INFORMATION SUPPLIED:
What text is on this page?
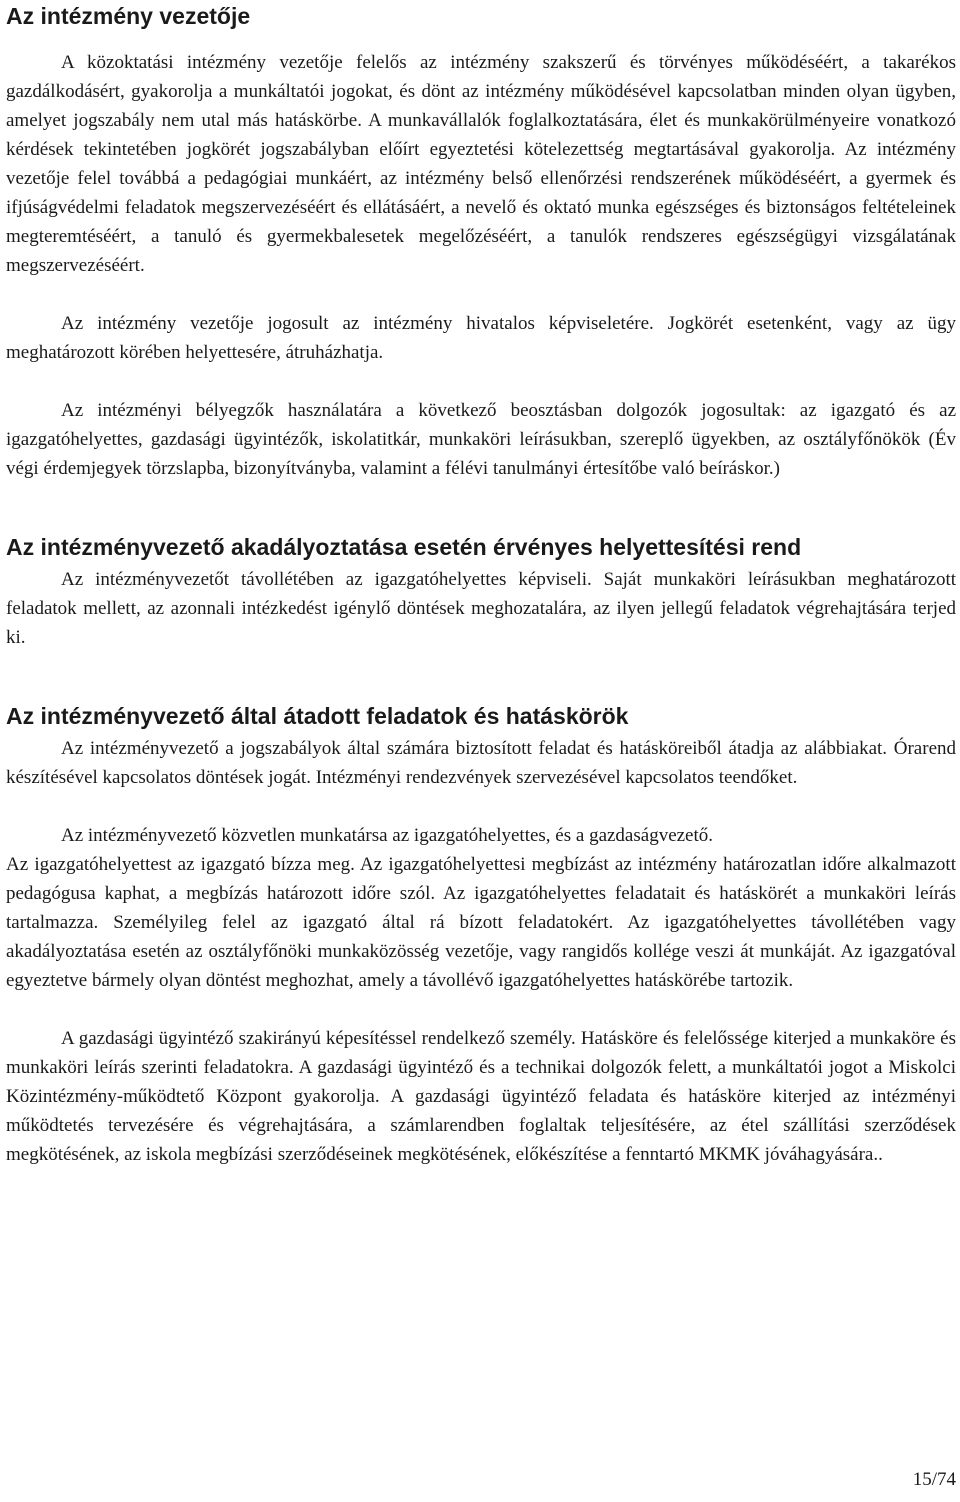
Az intézmény vezetője

A közoktatási intézmény vezetője felelős az intézmény szakszerű és törvényes működéséért, a takarékos gazdálkodásért, gyakorolja a munkáltatói jogokat, és dönt az intézmény működésével kapcsolatban minden olyan ügyben, amelyet jogszabály nem utal más hatáskörbe. A munkavállalók foglalkoztatására, élet és munkakörülményeire vonatkozó kérdések tekintetében jogkörét jogszabályban előírt egyeztetési kötelezettség megtartásával gyakorolja. Az intézmény vezetője felel továbbá a pedagógiai munkáért, az intézmény belső ellenőrzési rendszerének működéséért, a gyermek és ifjúságvédelmi feladatok megszervezéséért és ellátásáért, a nevelő és oktató munka egészséges és biztonságos feltételeinek megteremtéséért, a tanuló és gyermekbalesetek megelőzéséért, a tanulók rendszeres egészségügyi vizsgálatának megszervezéséért.

Az intézmény vezetője jogosult az intézmény hivatalos képviseletére. Jogkörét esetenként, vagy az ügy meghatározott körében helyettesére, átruházhatja.

Az intézményi bélyegzők használatára a következő beosztásban dolgozók jogosultak: az igazgató és az igazgatóhelyettes, gazdasági ügyintézők, iskolatitkár, munkaköri leírásukban, szereplő ügyekben, az osztályfőnökök (Év végi érdemjegyek törzslapba, bizonyítványba, valamint a félévi tanulmányi értesítőbe való beíráskor.)

Az intézményvezető akadályoztatása esetén érvényes helyettesítési rend

Az intézményvezetőt távollétében az igazgatóhelyettes képviseli. Saját munkaköri leírásukban meghatározott feladatok mellett, az azonnali intézkedést igénylő döntések meghozatalára, az ilyen jellegű feladatok végrehajtására terjed ki.

Az intézményvezető által átadott feladatok és hatáskörök

Az intézményvezető a jogszabályok által számára biztosított feladat és hatásköreiből átadja az alábbiakat. Órarend készítésével kapcsolatos döntések jogát. Intézményi rendezvények szervezésével kapcsolatos teendőket.

Az intézményvezető közvetlen munkatársa az igazgatóhelyettes, és a gazdaságvezető.

Az igazgatóhelyettest az igazgató bízza meg. Az igazgatóhelyettesi megbízást az intézmény határozatlan időre alkalmazott pedagógusa kaphat, a megbízás határozott időre szól. Az igazgatóhelyettes feladatait és hatáskörét a munkaköri leírás tartalmazza. Személyileg felel az igazgató által rá bízott feladatokért. Az igazgatóhelyettes távollétében vagy akadályoztatása esetén az osztályfőnöki munkaközösség vezetője, vagy rangidős kollége veszi át munkáját. Az igazgatóval egyeztetve bármely olyan döntést meghozhat, amely a távollévő igazgatóhelyettes hatáskörébe tartozik.

A gazdasági ügyintéző szakirányú képesítéssel rendelkező személy. Hatásköre és felelőssége kiterjed a munkaköre és munkaköri leírás szerinti feladatokra. A gazdasági ügyintéző és a technikai dolgozók felett, a munkáltatói jogot a Miskolci Közintézmény-működtető Központ gyakorolja. A gazdasági ügyintéző feladata és hatásköre kiterjed az intézményi működtetés tervezésére és végrehajtására, a számlarendben foglaltak teljesítésére, az étel szállítási szerződések megkötésének, az iskola megbízási szerződéseinek megkötésének, előkészítése a fenntartó MKMK jóváhagyására..

15/74
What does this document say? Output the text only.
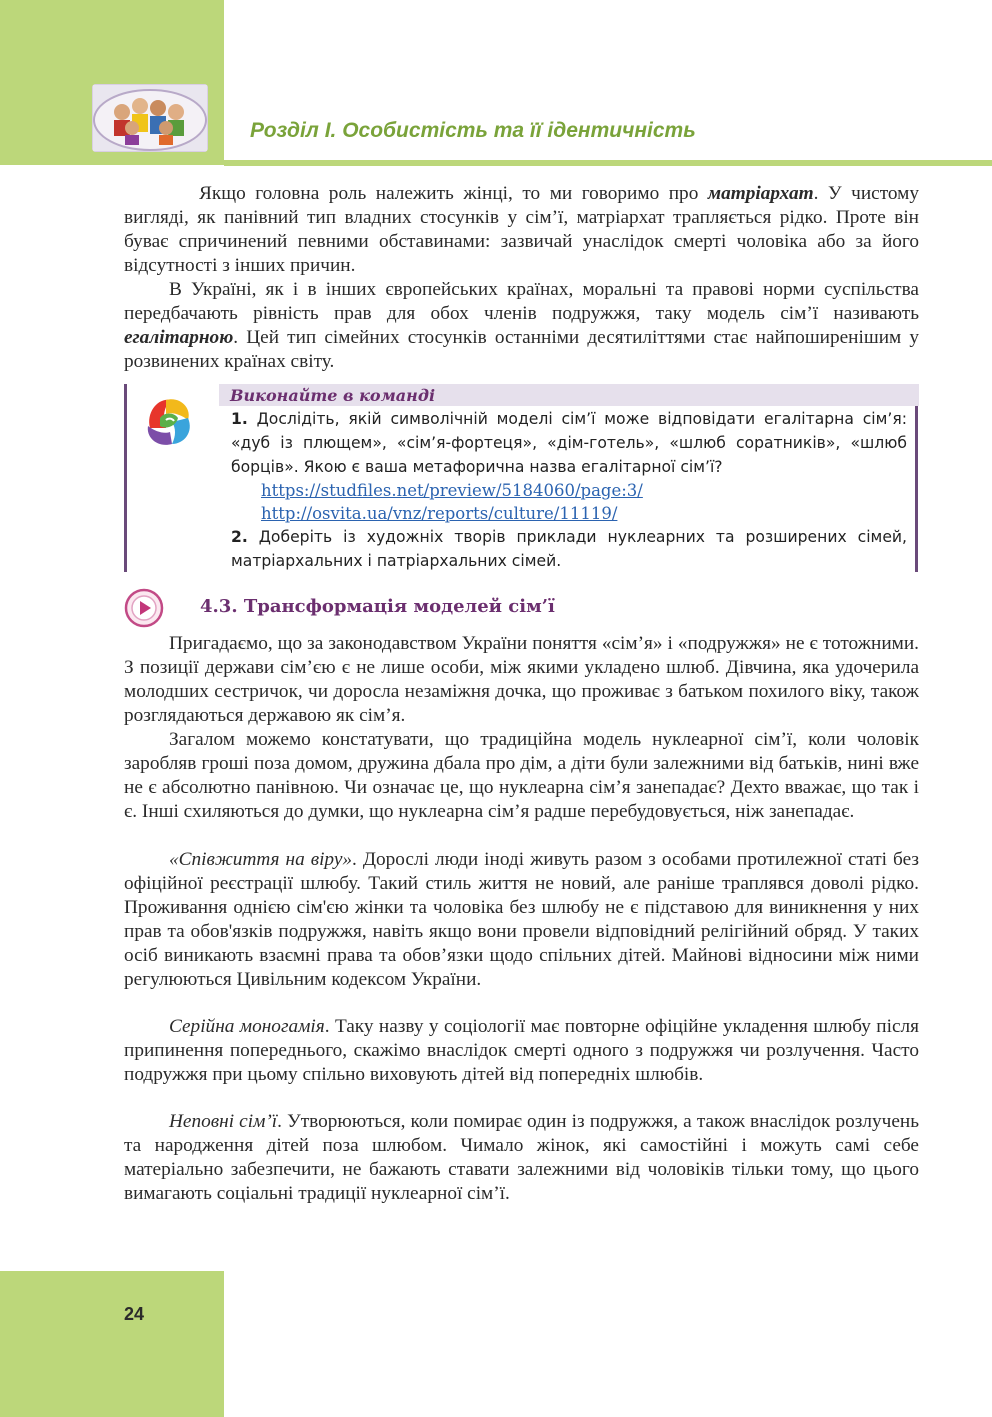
Розділ І. Особистість та її ідентичність

Якщо головна роль належить жінці, то ми говоримо про матріархат. У чистому вигляді, як панівний тип владних стосунків у сім’ї, матріархат трапляється рідко. Проте він буває спричинений певними обставинами: зазвичай унаслідок смерті чоловіка або за його відсутності з інших причин.

В Україні, як і в інших європейських країнах, моральні та правові норми суспільства передбачають рівність прав для обох членів подружжя, таку модель сім’ї називають егалітарною. Цей тип сімейних стосунків останніми десятиліттями стає найпоширенішим у розвинених країнах світу.

Виконайте в команді
1. Дослідіть, якій символічній моделі сім’ї може відповідати егалітарна сім’я: «дуб із плющем», «сім’я-фортеця», «дім-готель», «шлюб соратників», «шлюб борців». Якою є ваша метафорична назва егалітарної сім’ї?
https://studfiles.net/preview/5184060/page:3/
http://osvita.ua/vnz/reports/culture/11119/
2. Доберіть із художніх творів приклади нуклеарних та розширених сімей, матріархальних і патріархальних сімей.
4.3. Трансформація моделей сім’ї

Пригадаємо, що за законодавством України поняття «сім’я» і «подружжя» не є тотожними. З позиції держави сім’єю є не лише особи, між якими укладено шлюб. Дівчина, яка удочерила молодших сестричок, чи доросла незаміжня дочка, що проживає з батьком похилого віку, також розглядаються державою як сім’я.

Загалом можемо констатувати, що традиційна модель нуклеарної сім’ї, коли чоловік заробляв гроші поза домом, дружина дбала про дім, а діти були залежними від батьків, нині вже не є абсолютно панівною. Чи означає це, що нуклеарна сім’я занепадає? Дехто вважає, що так і є. Інші схиляються до думки, що нуклеарна сім’я радше перебудовується, ніж занепадає.

«Співжиття на віру». Дорослі люди іноді живуть разом з особами протилежної статі без офіційної реєстрації шлюбу. Такий стиль життя не новий, але раніше траплявся доволі рідко. Проживання однією сім'єю жінки та чоловіка без шлюбу не є підставою для виникнення у них прав та обов'язків подружжя, навіть якщо вони провели відповідний релігійний обряд. У таких осіб виникають взаємні права та обов’язки щодо спільних дітей. Майнові відносини між ними регулюються Цивільним кодексом України.

Серійна моногамія. Таку назву у соціології має повторне офіційне укладення шлюбу після припинення попереднього, скажімо внаслідок смерті одного з подружжя чи розлучення. Часто подружжя при цьому спільно виховують дітей від попередніх шлюбів.

Неповні сім’ї. Утворюються, коли помирає один із подружжя, а також внаслідок розлучень та народження дітей поза шлюбом. Чимало жінок, які самостійні і можуть самі себе матеріально забезпечити, не бажають ставати залежними від чоловіків тільки тому, що цього вимагають соціальні традиції нуклеарної сім’ї.

24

DIRECTIVE:
Return the number of lines that include the word "коли", and nothing else.

OUTPUT OF THE EXERCISE:
2